* ПИСЬМЕННОЕ ЗАДАНИЕ A: Пожалуйста, отредактируйте часть фрагмента страницы, которая начинается со слов «- Посмотрите, Тимоша, - сказал» и заканчивается словами «от фаворита Разумовского.»: замените «серыми» на «карими» и приведите эту часть целиком.

* ФРАГМЕНТ СТРАНИЦЫ:
- Посмотрите, Тимоша, - сказал он, - вот ведь нет в этой скульптуре развившейся женщины, это еще дитя, с неоформившимися линиями тела, но душа скульптуры, пленительная, женственная, уже есть.
Все это западало в память Тимоши, все сыграло большую роль, когда она, по настоянию свекра, начала заниматься живописью. Забыть эти беседы было невозможно…
Мне очень нравилась Мария Игнатьевна. Она поражала породистостью неправильных черт лица с широким овалом и глубокими, прекрасными серыми глазами. Все в ней было гармонично - статность, худоба, поступь. Урожденная Закревская, она была потомком графа Закревского, незаконного сына императрицы Елизаветы Петровны от фаворита Разумовского.
Неуловимое сходство с Петром становилось до смешного явным, стоило причесать Марию Игнатьевну на прямой ряд, спустив волосы на уши, приклеить усы и подчернить брови. На всех маскарадах Мария Игнатьевна выступала в образе Петра, чем вызывала восторг Алексея Максимовича. На одной из фотографий, хранящихся в архиве музея Горького, Мария Игнатьевна так и осталась жить в образе Петра.

* НАБОР СТРОК:
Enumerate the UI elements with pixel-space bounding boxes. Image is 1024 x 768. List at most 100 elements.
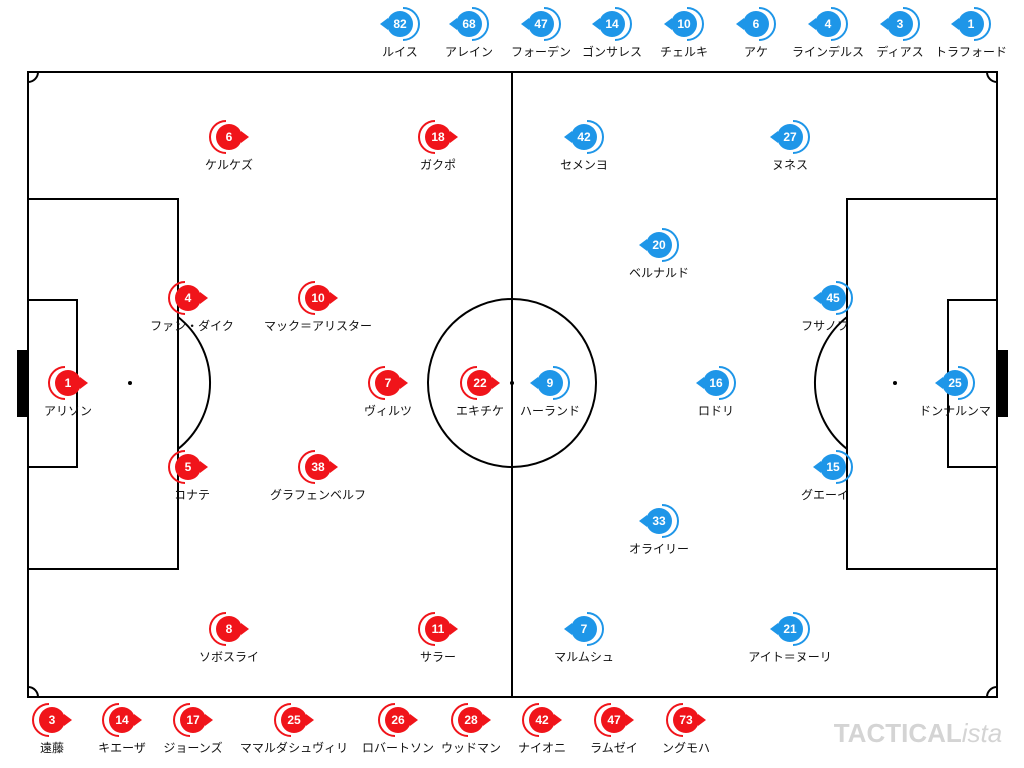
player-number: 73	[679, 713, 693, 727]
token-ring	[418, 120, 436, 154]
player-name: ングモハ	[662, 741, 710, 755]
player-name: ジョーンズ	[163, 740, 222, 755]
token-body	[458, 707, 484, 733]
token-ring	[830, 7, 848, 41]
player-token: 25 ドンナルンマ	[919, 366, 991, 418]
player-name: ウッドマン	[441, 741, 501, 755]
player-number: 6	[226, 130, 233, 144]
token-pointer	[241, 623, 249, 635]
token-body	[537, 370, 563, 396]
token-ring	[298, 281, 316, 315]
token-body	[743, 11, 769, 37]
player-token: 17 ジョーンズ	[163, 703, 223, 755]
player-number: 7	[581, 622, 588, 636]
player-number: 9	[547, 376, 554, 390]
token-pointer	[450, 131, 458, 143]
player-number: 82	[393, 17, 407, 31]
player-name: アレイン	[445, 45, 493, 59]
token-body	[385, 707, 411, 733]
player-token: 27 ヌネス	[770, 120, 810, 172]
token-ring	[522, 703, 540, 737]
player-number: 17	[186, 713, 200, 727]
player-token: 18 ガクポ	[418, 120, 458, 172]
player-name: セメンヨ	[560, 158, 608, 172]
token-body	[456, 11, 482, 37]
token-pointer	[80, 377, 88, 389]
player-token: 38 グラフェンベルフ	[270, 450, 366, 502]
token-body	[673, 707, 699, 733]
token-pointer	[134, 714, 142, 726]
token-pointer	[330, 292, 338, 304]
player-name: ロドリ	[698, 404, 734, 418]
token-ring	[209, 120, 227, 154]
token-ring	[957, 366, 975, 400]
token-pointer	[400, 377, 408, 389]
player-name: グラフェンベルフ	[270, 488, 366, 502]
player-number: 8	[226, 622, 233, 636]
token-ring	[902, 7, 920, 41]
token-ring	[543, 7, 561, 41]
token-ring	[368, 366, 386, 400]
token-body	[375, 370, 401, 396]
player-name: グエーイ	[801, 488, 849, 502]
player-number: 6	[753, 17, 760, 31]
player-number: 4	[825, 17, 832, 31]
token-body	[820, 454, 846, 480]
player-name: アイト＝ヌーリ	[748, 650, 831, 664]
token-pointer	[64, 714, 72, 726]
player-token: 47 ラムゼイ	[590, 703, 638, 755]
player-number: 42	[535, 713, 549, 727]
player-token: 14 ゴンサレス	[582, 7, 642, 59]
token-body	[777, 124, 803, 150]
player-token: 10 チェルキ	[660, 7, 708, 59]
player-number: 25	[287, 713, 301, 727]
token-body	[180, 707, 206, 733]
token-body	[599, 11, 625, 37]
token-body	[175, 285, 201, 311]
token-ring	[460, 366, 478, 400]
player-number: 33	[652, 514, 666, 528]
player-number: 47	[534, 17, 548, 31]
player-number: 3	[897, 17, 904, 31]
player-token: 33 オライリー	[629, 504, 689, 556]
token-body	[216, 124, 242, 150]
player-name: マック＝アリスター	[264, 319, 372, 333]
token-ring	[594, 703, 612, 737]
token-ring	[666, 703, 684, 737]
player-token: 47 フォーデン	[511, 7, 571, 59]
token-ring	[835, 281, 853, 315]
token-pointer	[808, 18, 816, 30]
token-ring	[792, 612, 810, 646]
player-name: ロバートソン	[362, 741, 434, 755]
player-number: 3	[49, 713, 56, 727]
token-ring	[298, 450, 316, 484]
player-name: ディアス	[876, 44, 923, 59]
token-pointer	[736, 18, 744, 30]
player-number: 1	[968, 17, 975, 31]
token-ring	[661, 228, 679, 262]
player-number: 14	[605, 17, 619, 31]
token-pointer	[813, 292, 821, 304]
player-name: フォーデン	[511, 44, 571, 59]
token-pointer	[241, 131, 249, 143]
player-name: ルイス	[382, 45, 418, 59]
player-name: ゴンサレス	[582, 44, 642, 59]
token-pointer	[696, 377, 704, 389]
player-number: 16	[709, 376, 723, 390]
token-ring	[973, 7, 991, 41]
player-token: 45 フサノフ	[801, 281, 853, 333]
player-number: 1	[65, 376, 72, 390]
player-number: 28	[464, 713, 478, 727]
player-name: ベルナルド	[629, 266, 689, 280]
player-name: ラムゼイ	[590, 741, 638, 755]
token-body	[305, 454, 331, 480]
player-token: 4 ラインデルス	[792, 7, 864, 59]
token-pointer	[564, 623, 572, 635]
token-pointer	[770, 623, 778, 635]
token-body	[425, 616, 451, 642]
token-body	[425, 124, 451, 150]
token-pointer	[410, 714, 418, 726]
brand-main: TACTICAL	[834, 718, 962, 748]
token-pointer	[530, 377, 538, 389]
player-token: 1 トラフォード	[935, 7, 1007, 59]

* ПИСЬМЕННОЕ ЗАДАНИЕ B: Воспроизведите без изменений строки из набора строк, начиная со строки, в которой есть «713, 693, 727]», и заканчивая строкой, в которой есть «370, 401, 396]», включая обе.

* РЕЗУЛЬТАТ УПРАЖНЕНИЯ A:
- Посмотрите, Тимоша, - сказал он, - вот ведь нет в этой скульптуре развившейся женщины, это еще дитя, с неоформившимися линиями тела, но душа скульптуры, пленительная, женственная, уже есть.
Все это западало в память Тимоши, все сыграло большую роль, когда она, по настоянию свекра, начала заниматься живописью. Забыть эти беседы было невозможно…
Мне очень нравилась Мария Игнатьевна. Она поражала породистостью неправильных черт лица с широким овалом и глубокими, прекрасными карими глазами. Все в ней было гармонично - статность, худоба, поступь. Урожденная Закревская, она была потомком графа Закревского, незаконного сына императрицы Елизаветы Петровны от фаворита Разумовского.

* РЕЗУЛЬТАТ УПРАЖНЕНИЯ B:
player-number: 73	[679, 713, 693, 727]
token-ring	[418, 120, 436, 154]
player-name: ングモハ	[662, 741, 710, 755]
player-name: ジョーンズ	[163, 740, 222, 755]
token-body	[458, 707, 484, 733]
token-ring	[830, 7, 848, 41]
player-token: 25 ドンナルンマ	[919, 366, 991, 418]
player-name: ウッドマン	[441, 741, 501, 755]
player-number: 6	[226, 130, 233, 144]
token-pointer	[241, 623, 249, 635]
token-body	[537, 370, 563, 396]
token-ring	[298, 281, 316, 315]
token-body	[743, 11, 769, 37]
player-token: 17 ジョーンズ	[163, 703, 223, 755]
player-number: 7	[581, 622, 588, 636]
player-number: 9	[547, 376, 554, 390]
token-pointer	[450, 131, 458, 143]
player-number: 82	[393, 17, 407, 31]
player-name: アレイン	[445, 45, 493, 59]
token-body	[385, 707, 411, 733]
player-token: 27 ヌネス	[770, 120, 810, 172]
token-ring	[522, 703, 540, 737]
player-number: 17	[186, 713, 200, 727]
player-token: 18 ガクポ	[418, 120, 458, 172]
player-name: セメンヨ	[560, 158, 608, 172]
token-body	[456, 11, 482, 37]
token-pointer	[80, 377, 88, 389]
player-token: 38 グラフェンベルフ	[270, 450, 366, 502]
token-body	[673, 707, 699, 733]
token-pointer	[134, 714, 142, 726]
token-pointer	[330, 292, 338, 304]
player-name: ロドリ	[698, 404, 734, 418]
token-ring	[209, 120, 227, 154]
token-ring	[957, 366, 975, 400]
token-pointer	[400, 377, 408, 389]
player-name: グラフェンベルフ	[270, 488, 366, 502]
player-number: 8	[226, 622, 233, 636]
token-ring	[902, 7, 920, 41]
token-ring	[543, 7, 561, 41]
token-ring	[368, 366, 386, 400]
token-body	[375, 370, 401, 396]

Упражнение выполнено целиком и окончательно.